>> start Dataset entries

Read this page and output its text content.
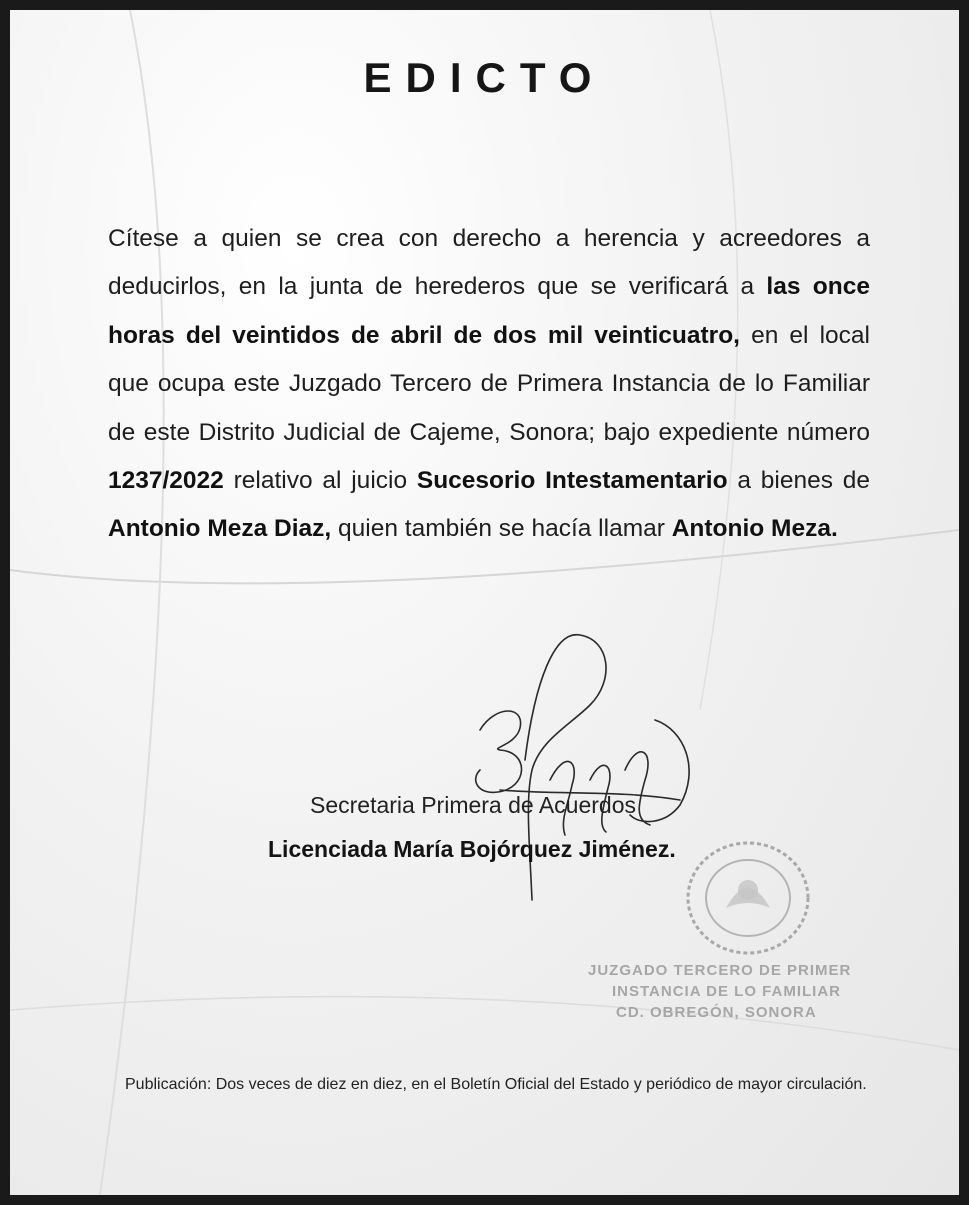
EDICTO
Cítese a quien se crea con derecho a herencia y acreedores a deducirlos, en la junta de herederos que se verificará a las once horas del veintidos de abril de dos mil veinticuatro, en el local que ocupa este Juzgado Tercero de Primera Instancia de lo Familiar de este Distrito Judicial de Cajeme, Sonora; bajo expediente número 1237/2022 relativo al juicio Sucesorio Intestamentario a bienes de Antonio Meza Diaz, quien también se hacía llamar Antonio Meza.
Secretaria Primera de Acuerdos
Licenciada María Bojórquez Jiménez.
JUZGADO TERCERO DE PRIMER
INSTANCIA DE LO FAMILIAR
CD. OBREGÓN, SONORA
Publicación: Dos veces de diez en diez, en el Boletín Oficial del Estado y periódico de mayor circulación.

>> end Dataset entries

### [The exercise]
Your task is to return the entries above exactly, with no pictures.

### [Result of the exercise]
Read this page and output its text content.
EDICTO
Cítese a quien se crea con derecho a herencia y acreedores a deducirlos, en la junta de herederos que se verificará a las once horas del veintidos de abril de dos mil veinticuatro, en el local que ocupa este Juzgado Tercero de Primera Instancia de lo Familiar de este Distrito Judicial de Cajeme, Sonora; bajo expediente número 1237/2022 relativo al juicio Sucesorio Intestamentario a bienes de Antonio Meza Diaz, quien también se hacía llamar Antonio Meza.
Secretaria Primera de Acuerdos
Licenciada María Bojórquez Jiménez.
JUZGADO TERCERO DE PRIMER
INSTANCIA DE LO FAMILIAR
CD. OBREGÓN, SONORA
Publicación: Dos veces de diez en diez, en el Boletín Oficial del Estado y periódico de mayor circulación.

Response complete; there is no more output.